Exercise directions: Find and copy every line in the records that includes the string "kommun".
--- START OF Records for the exercise ---
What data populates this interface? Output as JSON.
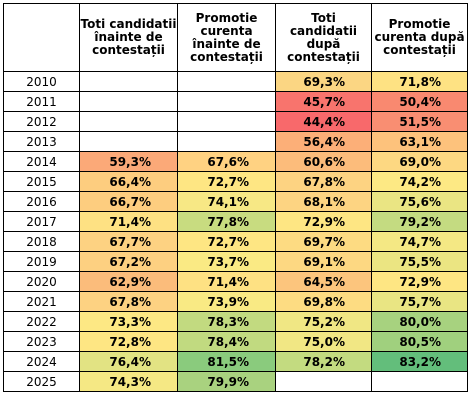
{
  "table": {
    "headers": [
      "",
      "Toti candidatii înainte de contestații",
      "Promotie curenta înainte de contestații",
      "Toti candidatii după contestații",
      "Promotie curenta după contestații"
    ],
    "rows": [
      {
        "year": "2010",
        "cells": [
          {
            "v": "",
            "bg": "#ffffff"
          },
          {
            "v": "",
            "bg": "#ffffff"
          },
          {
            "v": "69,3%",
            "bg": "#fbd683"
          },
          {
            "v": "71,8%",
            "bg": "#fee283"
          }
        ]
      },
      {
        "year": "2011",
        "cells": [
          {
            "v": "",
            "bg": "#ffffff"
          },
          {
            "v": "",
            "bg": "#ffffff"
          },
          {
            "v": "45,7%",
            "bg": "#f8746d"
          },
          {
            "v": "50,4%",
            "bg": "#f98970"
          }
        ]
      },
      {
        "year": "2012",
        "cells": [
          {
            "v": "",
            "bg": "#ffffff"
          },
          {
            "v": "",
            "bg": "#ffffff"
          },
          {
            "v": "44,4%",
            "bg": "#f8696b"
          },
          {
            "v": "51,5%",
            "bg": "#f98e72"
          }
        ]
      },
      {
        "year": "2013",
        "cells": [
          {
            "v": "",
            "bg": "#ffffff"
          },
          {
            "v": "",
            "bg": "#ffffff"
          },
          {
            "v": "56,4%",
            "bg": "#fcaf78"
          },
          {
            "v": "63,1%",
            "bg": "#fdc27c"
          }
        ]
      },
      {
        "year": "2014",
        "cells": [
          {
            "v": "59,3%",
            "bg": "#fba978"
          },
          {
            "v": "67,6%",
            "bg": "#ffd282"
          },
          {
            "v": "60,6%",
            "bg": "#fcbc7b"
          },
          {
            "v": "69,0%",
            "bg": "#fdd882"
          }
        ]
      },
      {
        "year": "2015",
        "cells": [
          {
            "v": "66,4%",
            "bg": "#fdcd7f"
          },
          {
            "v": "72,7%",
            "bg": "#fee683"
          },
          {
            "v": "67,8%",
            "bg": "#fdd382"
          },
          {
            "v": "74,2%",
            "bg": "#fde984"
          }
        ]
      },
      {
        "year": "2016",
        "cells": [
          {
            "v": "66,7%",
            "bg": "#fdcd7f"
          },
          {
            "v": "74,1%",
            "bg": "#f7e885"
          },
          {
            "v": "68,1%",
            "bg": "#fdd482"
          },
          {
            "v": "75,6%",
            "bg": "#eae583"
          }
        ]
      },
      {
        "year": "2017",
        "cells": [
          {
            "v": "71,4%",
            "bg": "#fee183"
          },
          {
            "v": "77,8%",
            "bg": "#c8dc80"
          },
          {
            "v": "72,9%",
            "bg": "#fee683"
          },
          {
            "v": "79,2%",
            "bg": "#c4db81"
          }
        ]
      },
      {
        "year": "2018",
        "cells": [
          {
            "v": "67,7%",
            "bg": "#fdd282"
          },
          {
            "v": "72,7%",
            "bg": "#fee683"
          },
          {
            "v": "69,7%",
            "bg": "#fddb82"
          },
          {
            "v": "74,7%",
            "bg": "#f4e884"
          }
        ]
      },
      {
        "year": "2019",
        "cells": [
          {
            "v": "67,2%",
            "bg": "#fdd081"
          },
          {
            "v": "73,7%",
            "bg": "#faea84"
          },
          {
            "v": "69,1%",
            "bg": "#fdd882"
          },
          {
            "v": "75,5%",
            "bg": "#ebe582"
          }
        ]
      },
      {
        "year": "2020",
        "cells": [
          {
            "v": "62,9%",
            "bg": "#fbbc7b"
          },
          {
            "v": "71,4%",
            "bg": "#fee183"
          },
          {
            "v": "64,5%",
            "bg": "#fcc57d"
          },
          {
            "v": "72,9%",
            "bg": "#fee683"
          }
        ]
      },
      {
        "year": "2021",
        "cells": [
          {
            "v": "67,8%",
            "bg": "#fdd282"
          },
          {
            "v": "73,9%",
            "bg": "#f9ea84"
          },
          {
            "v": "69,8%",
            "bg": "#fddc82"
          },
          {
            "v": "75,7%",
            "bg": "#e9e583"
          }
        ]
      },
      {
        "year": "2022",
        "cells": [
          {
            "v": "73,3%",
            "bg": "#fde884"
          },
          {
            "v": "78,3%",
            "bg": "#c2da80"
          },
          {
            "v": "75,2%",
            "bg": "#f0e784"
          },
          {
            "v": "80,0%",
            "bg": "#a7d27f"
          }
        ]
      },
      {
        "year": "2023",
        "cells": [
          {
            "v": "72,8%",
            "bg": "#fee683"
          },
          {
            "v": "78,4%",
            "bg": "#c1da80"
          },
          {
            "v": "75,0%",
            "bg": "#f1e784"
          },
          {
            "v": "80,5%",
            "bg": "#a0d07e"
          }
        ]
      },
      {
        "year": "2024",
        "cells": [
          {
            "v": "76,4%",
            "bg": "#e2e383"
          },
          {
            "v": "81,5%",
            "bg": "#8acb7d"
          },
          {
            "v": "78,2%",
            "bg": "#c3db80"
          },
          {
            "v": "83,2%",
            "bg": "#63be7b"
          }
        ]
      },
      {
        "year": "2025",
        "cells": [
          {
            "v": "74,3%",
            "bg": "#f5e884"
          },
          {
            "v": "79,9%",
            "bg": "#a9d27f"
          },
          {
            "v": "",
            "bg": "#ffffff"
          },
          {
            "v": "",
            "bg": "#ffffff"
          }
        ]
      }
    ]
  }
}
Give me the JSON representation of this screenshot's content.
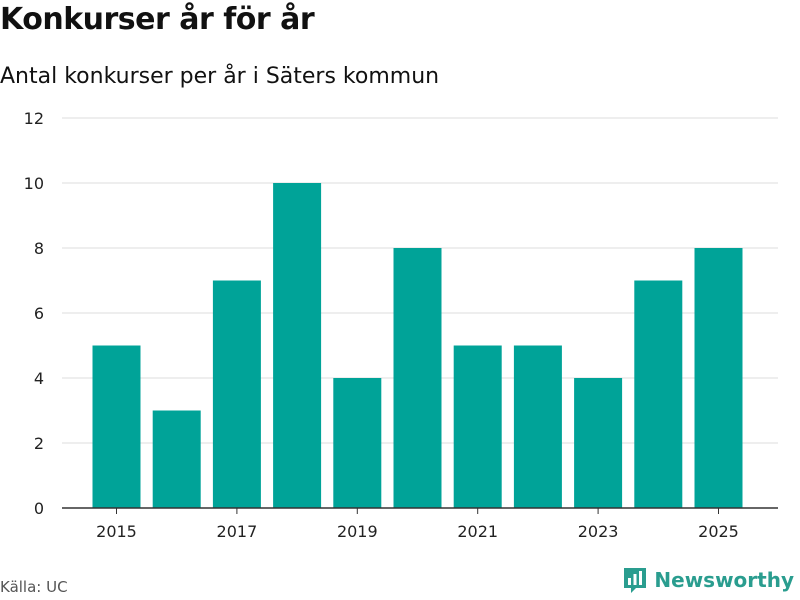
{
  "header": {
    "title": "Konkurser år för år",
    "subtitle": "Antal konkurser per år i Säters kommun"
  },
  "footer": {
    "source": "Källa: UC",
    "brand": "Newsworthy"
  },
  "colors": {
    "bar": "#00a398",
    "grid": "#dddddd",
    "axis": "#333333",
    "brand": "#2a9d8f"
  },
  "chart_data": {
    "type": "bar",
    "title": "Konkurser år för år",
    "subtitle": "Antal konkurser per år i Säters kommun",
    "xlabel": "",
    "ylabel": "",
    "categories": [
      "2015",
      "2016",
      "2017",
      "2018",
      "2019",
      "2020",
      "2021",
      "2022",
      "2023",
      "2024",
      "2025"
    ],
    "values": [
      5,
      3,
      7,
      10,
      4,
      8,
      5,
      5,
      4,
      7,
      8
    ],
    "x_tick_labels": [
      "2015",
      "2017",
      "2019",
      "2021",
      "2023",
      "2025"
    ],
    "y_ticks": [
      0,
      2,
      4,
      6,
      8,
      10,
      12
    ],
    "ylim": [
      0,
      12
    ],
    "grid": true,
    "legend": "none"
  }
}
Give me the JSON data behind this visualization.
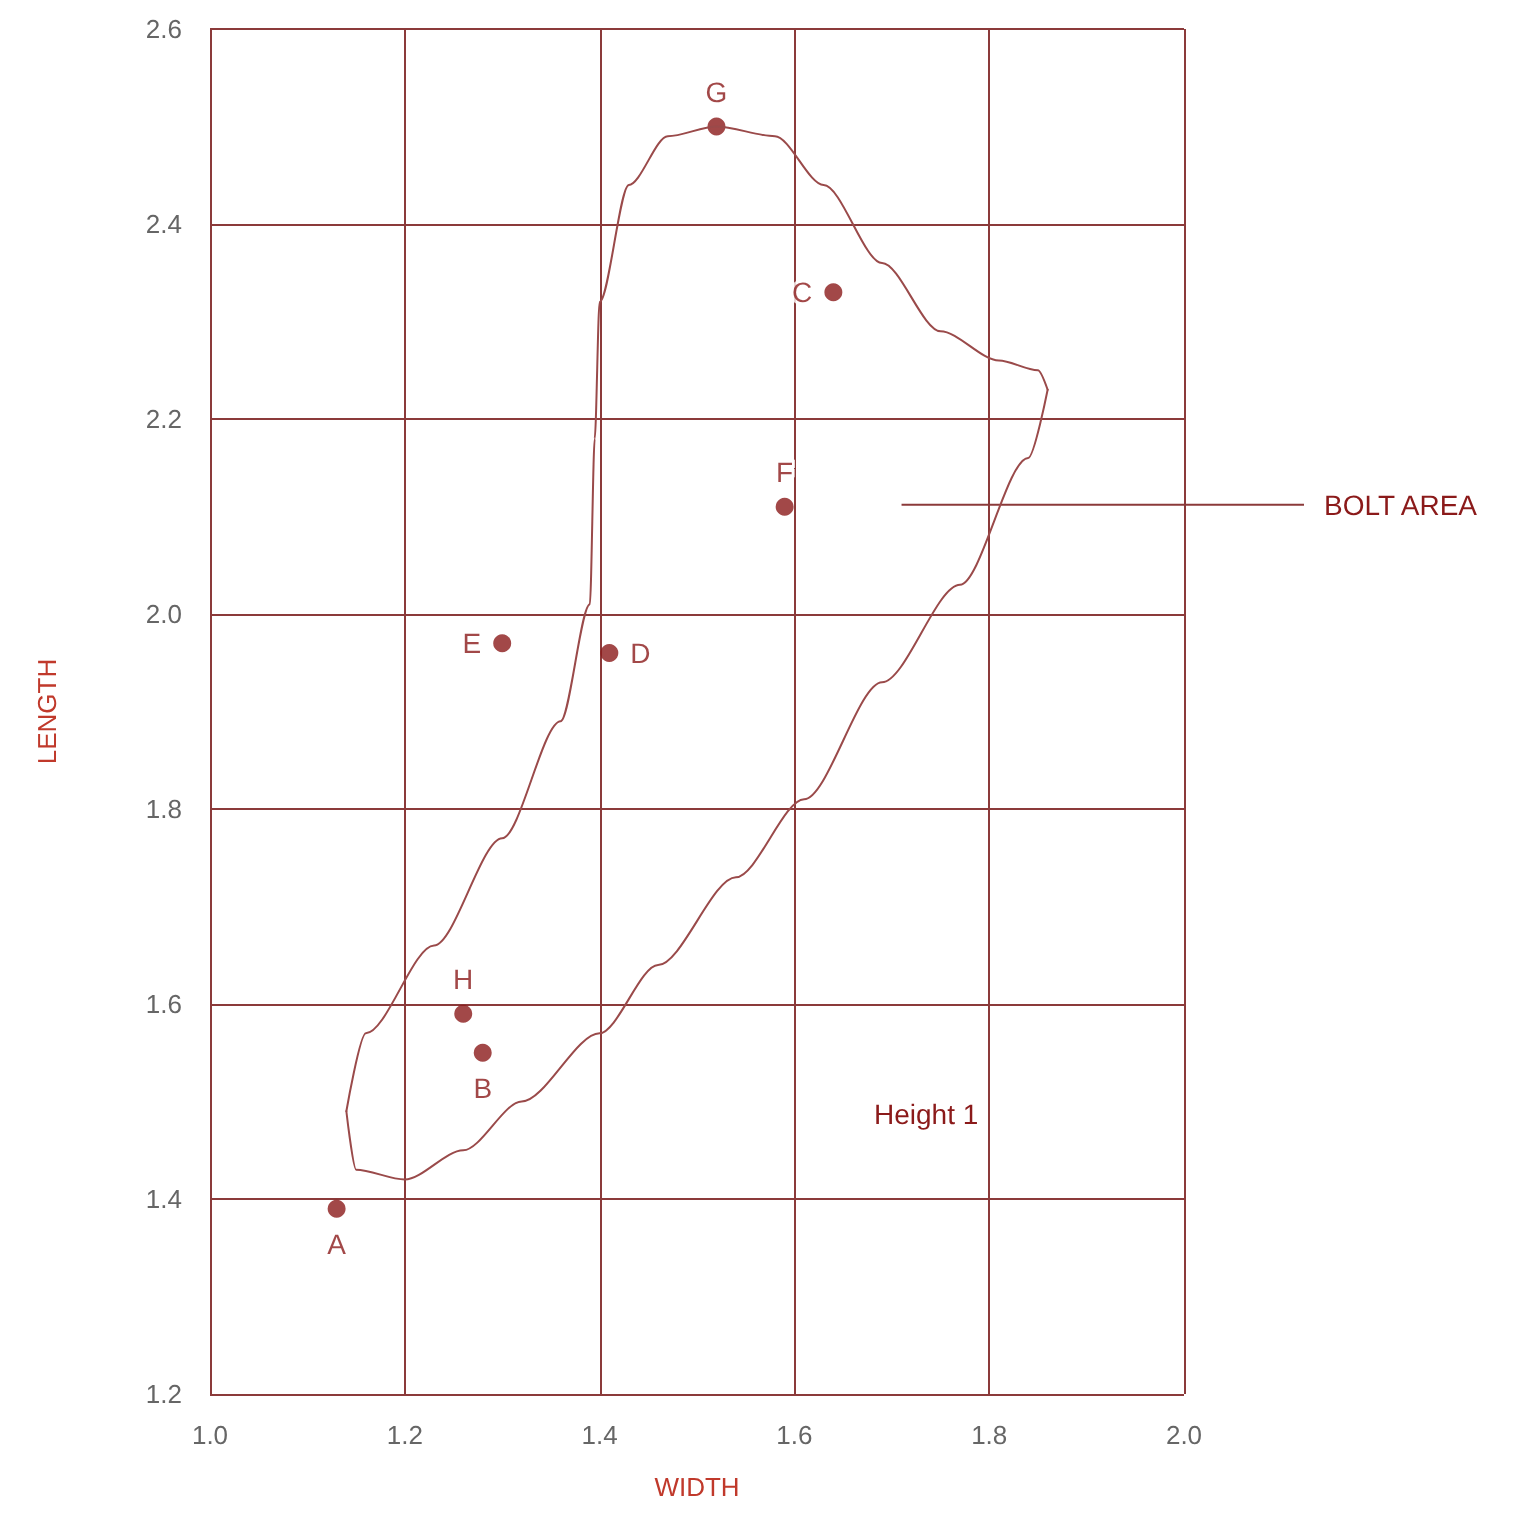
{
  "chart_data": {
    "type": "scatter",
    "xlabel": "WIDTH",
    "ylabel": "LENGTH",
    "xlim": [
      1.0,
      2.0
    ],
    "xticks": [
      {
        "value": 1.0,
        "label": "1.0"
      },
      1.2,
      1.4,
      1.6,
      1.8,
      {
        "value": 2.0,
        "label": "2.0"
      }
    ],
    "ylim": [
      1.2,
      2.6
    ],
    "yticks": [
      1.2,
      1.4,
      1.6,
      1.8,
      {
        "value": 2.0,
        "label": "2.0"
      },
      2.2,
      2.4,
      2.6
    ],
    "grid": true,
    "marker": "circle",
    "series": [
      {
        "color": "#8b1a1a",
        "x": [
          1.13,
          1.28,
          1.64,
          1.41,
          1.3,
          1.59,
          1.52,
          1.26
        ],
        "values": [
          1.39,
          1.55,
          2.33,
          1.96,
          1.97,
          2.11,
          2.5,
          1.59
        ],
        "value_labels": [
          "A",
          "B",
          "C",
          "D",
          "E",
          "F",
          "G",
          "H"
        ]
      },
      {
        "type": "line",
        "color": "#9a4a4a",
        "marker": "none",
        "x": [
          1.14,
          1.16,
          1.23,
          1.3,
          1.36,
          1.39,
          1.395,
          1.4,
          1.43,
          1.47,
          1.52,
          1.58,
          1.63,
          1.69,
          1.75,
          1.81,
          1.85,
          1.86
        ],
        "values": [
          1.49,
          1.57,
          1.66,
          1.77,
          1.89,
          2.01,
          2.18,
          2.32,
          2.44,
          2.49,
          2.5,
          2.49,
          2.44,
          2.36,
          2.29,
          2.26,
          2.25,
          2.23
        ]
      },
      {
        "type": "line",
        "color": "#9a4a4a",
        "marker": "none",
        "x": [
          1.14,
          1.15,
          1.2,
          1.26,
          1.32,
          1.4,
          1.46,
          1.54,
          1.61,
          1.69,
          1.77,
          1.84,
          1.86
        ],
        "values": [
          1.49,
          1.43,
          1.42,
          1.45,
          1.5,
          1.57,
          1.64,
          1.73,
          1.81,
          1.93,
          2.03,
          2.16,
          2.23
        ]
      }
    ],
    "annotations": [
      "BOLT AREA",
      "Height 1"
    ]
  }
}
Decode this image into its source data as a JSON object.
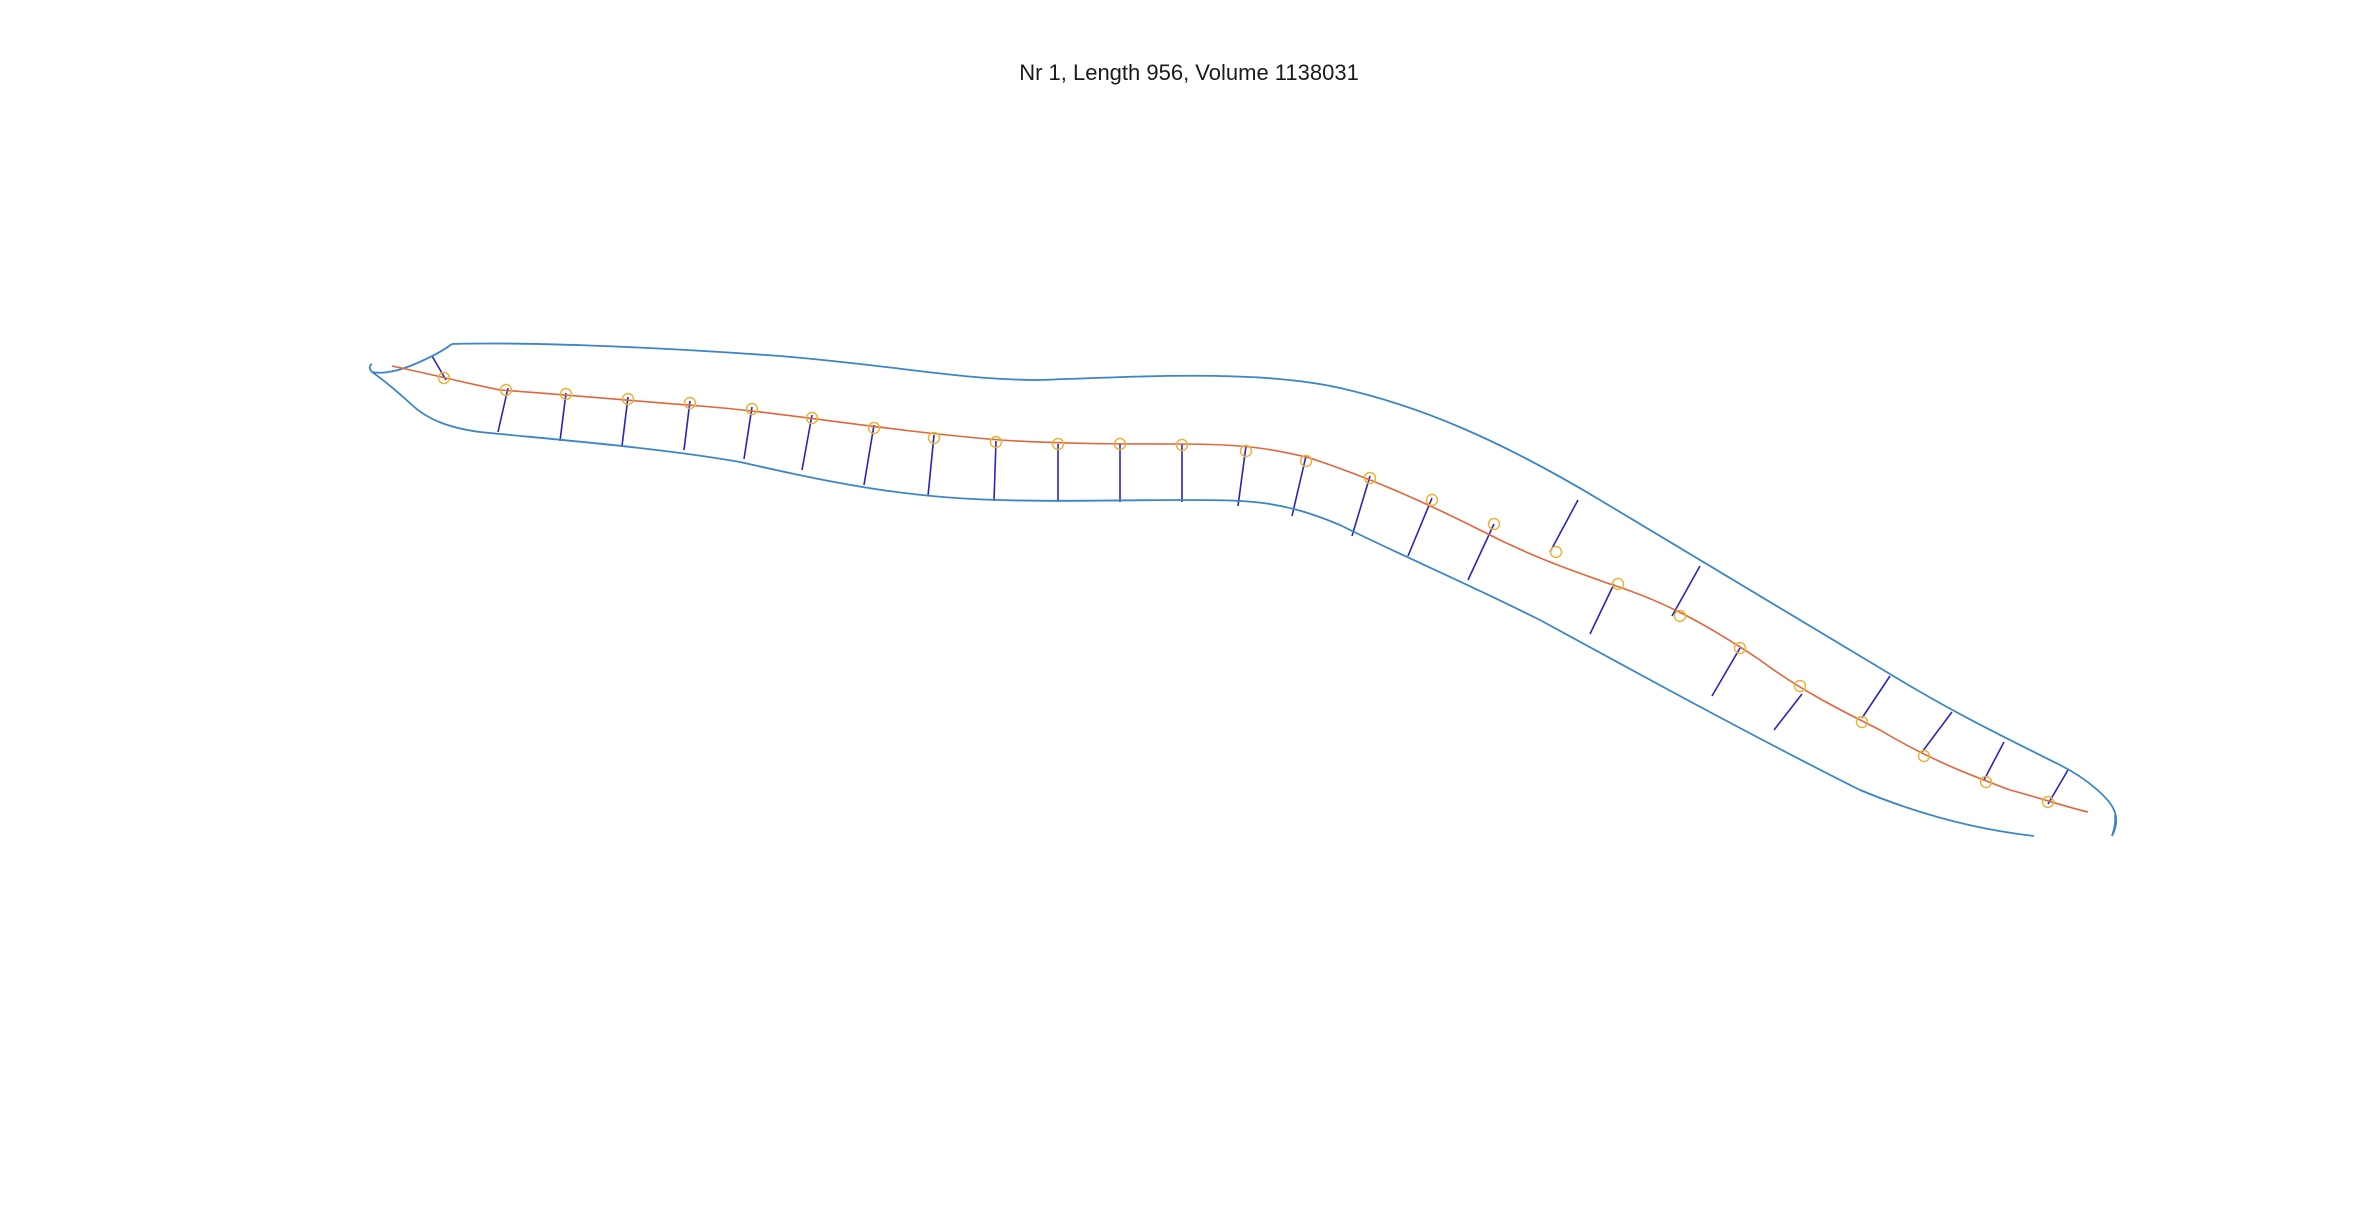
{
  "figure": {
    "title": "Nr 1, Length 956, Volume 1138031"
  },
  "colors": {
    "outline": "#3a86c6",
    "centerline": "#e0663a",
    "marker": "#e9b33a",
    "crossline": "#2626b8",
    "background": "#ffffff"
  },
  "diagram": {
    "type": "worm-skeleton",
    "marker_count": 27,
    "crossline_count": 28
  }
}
--- END OF Records for the exercise ---
Output of the exercise:
    "subtitle": "Antal konkurser per år i Säters kommun"
    "subtitle": "Antal konkurser per år i Säters kommun",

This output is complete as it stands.